» GIVEN PROBLEM
Each line of the listing that contains the word "Taxi" is to be copied.

» INFORMATION SHOWN
_ _ _ _

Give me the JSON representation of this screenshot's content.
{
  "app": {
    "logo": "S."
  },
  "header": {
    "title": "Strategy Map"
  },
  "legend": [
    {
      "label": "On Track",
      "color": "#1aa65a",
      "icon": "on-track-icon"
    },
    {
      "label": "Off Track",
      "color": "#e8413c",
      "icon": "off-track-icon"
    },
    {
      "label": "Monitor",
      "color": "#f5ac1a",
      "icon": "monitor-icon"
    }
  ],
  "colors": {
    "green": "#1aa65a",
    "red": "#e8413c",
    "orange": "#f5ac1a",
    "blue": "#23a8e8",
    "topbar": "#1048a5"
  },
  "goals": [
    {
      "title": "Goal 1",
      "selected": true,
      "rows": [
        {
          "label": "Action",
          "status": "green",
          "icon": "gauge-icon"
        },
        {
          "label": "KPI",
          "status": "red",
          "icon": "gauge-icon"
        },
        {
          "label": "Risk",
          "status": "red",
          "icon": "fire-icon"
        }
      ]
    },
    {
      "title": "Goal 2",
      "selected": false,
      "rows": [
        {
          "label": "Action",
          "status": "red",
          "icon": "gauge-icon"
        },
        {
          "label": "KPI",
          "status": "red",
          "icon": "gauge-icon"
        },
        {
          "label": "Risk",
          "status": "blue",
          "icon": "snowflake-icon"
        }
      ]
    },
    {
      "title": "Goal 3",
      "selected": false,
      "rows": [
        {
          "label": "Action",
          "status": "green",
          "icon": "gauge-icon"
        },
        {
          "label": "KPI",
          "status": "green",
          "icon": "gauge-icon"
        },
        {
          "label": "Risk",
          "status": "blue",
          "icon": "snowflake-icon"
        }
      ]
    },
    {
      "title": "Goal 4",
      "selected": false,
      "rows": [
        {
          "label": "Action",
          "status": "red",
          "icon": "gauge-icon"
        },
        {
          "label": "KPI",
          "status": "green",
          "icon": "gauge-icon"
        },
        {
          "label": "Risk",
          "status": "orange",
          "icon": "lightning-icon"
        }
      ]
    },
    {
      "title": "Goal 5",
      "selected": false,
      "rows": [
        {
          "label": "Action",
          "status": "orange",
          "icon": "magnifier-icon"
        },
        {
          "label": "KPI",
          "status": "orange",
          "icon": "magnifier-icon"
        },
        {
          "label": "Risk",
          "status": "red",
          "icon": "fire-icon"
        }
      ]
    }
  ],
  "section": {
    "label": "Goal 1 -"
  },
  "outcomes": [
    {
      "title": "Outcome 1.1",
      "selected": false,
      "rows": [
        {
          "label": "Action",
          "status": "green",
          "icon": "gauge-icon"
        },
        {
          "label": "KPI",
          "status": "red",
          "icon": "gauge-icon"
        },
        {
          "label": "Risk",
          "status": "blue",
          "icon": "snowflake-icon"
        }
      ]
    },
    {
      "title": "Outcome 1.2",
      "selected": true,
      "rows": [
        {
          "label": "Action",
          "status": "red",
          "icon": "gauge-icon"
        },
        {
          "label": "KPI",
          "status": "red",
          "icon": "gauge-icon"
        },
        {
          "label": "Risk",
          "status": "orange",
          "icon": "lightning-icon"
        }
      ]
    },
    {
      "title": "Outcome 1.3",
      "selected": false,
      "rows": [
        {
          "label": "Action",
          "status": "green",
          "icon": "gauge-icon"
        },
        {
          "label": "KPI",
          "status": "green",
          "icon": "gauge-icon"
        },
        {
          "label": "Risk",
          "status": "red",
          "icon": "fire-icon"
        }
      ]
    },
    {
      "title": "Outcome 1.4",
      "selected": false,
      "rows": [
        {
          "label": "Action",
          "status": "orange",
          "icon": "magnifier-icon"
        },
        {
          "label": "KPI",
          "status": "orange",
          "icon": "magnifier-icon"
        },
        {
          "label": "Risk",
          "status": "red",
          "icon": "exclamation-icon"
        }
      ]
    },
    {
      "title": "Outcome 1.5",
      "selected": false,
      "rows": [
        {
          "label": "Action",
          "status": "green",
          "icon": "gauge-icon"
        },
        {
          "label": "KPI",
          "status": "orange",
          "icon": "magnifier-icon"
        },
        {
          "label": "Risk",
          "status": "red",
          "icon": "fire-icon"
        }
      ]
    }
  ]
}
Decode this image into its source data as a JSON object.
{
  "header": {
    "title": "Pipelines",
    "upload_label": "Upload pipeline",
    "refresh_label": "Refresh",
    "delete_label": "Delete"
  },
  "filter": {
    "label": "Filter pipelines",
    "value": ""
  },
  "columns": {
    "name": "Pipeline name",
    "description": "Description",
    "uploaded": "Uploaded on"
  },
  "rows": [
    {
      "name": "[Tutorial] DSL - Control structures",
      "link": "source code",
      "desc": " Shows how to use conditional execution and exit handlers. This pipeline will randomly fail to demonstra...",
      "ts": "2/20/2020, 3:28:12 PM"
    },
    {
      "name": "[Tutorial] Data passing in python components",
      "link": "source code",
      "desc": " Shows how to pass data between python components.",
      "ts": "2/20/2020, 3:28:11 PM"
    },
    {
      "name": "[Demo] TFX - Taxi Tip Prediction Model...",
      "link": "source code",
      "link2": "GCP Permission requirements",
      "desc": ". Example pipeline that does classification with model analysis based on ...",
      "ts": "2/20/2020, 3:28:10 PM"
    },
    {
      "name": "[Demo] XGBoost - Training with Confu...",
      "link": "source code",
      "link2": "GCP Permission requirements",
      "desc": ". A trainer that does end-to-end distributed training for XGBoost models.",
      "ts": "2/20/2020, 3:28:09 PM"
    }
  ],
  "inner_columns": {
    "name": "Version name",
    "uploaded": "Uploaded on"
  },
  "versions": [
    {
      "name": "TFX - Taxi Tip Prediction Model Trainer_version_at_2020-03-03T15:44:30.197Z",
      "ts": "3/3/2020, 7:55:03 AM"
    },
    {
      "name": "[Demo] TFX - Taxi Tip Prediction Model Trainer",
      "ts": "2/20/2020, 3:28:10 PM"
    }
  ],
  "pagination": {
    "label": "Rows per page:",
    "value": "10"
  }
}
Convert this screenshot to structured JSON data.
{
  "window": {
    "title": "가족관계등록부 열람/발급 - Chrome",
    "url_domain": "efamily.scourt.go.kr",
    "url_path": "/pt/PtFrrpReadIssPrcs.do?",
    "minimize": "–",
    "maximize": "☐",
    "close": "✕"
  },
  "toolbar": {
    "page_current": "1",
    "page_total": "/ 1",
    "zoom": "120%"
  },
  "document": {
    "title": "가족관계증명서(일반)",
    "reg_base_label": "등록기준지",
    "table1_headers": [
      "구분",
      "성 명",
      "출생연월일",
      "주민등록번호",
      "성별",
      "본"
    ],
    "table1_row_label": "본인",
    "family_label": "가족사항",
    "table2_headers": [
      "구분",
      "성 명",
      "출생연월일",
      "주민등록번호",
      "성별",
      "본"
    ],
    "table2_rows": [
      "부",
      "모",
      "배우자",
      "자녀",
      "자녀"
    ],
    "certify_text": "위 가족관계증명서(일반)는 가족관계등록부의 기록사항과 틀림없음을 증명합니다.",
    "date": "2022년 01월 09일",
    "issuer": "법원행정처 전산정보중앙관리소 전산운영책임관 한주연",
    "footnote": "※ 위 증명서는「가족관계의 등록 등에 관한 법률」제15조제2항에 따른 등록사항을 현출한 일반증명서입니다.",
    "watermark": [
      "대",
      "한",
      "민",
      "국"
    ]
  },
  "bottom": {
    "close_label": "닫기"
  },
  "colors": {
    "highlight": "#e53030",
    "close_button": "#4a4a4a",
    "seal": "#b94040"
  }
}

_ _ _ _

» OUTPUT FOR THIS EXERCISE
      "name": "[Demo] TFX - Taxi Tip Prediction Model...",
      "name": "TFX - Taxi Tip Prediction Model Trainer_version_at_2020-03-03T15:44:30.197Z",
      "name": "[Demo] TFX - Taxi Tip Prediction Model Trainer",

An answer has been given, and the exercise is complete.